--- Goal ---
Quote every line of the material beneath this one.

[Stored items from a collection]
>> Start

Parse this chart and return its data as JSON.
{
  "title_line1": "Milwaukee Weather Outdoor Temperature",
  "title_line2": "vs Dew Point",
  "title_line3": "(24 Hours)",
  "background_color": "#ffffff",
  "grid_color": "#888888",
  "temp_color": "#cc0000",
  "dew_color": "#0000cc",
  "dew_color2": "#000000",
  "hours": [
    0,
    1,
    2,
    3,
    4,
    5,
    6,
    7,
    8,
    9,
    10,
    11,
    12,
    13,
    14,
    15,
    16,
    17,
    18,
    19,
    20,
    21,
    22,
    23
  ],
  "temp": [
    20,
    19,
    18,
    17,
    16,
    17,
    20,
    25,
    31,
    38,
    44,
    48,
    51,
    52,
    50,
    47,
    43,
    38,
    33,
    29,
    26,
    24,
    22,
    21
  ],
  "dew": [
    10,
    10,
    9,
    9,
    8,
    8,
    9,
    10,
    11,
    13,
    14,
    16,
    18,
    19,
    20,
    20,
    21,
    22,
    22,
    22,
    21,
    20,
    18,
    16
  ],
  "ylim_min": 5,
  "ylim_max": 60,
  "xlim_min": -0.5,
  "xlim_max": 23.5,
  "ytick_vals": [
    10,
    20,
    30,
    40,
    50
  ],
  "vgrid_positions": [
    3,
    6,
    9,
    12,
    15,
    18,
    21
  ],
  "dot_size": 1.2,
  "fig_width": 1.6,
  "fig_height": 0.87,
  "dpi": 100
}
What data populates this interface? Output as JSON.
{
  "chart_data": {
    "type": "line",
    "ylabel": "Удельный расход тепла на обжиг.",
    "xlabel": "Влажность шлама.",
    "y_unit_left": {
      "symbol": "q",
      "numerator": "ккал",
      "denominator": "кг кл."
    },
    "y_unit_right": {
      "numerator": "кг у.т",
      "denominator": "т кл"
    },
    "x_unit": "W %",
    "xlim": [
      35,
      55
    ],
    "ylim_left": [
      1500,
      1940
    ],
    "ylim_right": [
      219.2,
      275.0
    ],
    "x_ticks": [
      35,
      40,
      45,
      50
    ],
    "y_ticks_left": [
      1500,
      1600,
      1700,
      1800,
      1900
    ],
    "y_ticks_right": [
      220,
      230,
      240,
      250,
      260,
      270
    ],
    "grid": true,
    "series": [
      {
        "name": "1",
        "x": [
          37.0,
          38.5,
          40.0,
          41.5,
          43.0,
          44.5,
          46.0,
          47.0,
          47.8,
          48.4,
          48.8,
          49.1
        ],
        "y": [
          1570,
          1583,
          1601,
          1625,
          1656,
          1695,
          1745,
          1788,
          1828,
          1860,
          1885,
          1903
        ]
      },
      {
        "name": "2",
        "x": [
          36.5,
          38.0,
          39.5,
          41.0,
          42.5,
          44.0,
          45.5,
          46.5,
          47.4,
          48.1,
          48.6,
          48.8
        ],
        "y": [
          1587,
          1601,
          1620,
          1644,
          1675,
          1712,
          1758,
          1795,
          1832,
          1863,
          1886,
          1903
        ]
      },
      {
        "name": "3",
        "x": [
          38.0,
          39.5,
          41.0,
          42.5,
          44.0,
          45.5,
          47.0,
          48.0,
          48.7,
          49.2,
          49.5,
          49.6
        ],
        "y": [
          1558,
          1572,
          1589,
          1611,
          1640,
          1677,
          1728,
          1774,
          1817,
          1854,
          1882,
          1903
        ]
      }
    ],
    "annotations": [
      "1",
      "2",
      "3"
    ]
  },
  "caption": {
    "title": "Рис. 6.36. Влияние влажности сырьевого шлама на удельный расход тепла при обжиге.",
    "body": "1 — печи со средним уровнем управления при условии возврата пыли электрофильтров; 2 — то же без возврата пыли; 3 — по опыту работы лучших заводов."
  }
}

>> End

--- Solution for this exercise ---
Parse this chart and return its data as JSON.
{
  "title_line1": "Milwaukee Weather Outdoor Temperature",
  "title_line2": "vs Dew Point",
  "title_line3": "(24 Hours)",
  "background_color": "#ffffff",
  "grid_color": "#888888",
  "temp_color": "#cc0000",
  "dew_color": "#0000cc",
  "dew_color2": "#000000",
  "hours": [
    0,
    1,
    2,
    3,
    4,
    5,
    6,
    7,
    8,
    9,
    10,
    11,
    12,
    13,
    14,
    15,
    16,
    17,
    18,
    19,
    20,
    21,
    22,
    23
  ],
  "temp": [
    20,
    19,
    18,
    17,
    16,
    17,
    20,
    25,
    31,
    38,
    44,
    48,
    51,
    52,
    50,
    47,
    43,
    38,
    33,
    29,
    26,
    24,
    22,
    21
  ],
  "dew": [
    10,
    10,
    9,
    9,
    8,
    8,
    9,
    10,
    11,
    13,
    14,
    16,
    18,
    19,
    20,
    20,
    21,
    22,
    22,
    22,
    21,
    20,
    18,
    16
  ],
  "ylim_min": 5,
  "ylim_max": 60,
  "xlim_min": -0.5,
  "xlim_max": 23.5,
  "ytick_vals": [
    10,
    20,
    30,
    40,
    50
  ],
  "vgrid_positions": [
    3,
    6,
    9,
    12,
    15,
    18,
    21
  ],
  "dot_size": 1.2,
  "fig_width": 1.6,
  "fig_height": 0.87,
  "dpi": 100
}
What data populates this interface? Output as JSON.
{
  "chart_data": {
    "type": "line",
    "ylabel": "Удельный расход тепла на обжиг.",
    "xlabel": "Влажность шлама.",
    "y_unit_left": {
      "symbol": "q",
      "numerator": "ккал",
      "denominator": "кг кл."
    },
    "y_unit_right": {
      "numerator": "кг у.т",
      "denominator": "т кл"
    },
    "x_unit": "W %",
    "xlim": [
      35,
      55
    ],
    "ylim_left": [
      1500,
      1940
    ],
    "ylim_right": [
      219.2,
      275.0
    ],
    "x_ticks": [
      35,
      40,
      45,
      50
    ],
    "y_ticks_left": [
      1500,
      1600,
      1700,
      1800,
      1900
    ],
    "y_ticks_right": [
      220,
      230,
      240,
      250,
      260,
      270
    ],
    "grid": true,
    "series": [
      {
        "name": "1",
        "x": [
          37.0,
          38.5,
          40.0,
          41.5,
          43.0,
          44.5,
          46.0,
          47.0,
          47.8,
          48.4,
          48.8,
          49.1
        ],
        "y": [
          1570,
          1583,
          1601,
          1625,
          1656,
          1695,
          1745,
          1788,
          1828,
          1860,
          1885,
          1903
        ]
      },
      {
        "name": "2",
        "x": [
          36.5,
          38.0,
          39.5,
          41.0,
          42.5,
          44.0,
          45.5,
          46.5,
          47.4,
          48.1,
          48.6,
          48.8
        ],
        "y": [
          1587,
          1601,
          1620,
          1644,
          1675,
          1712,
          1758,
          1795,
          1832,
          1863,
          1886,
          1903
        ]
      },
      {
        "name": "3",
        "x": [
          38.0,
          39.5,
          41.0,
          42.5,
          44.0,
          45.5,
          47.0,
          48.0,
          48.7,
          49.2,
          49.5,
          49.6
        ],
        "y": [
          1558,
          1572,
          1589,
          1611,
          1640,
          1677,
          1728,
          1774,
          1817,
          1854,
          1882,
          1903
        ]
      }
    ],
    "annotations": [
      "1",
      "2",
      "3"
    ]
  },
  "caption": {
    "title": "Рис. 6.36. Влияние влажности сырьевого шлама на удельный расход тепла при обжиге.",
    "body": "1 — печи со средним уровнем управления при условии возврата пыли электрофильтров; 2 — то же без возврата пыли; 3 — по опыту работы лучших заводов."
  }
}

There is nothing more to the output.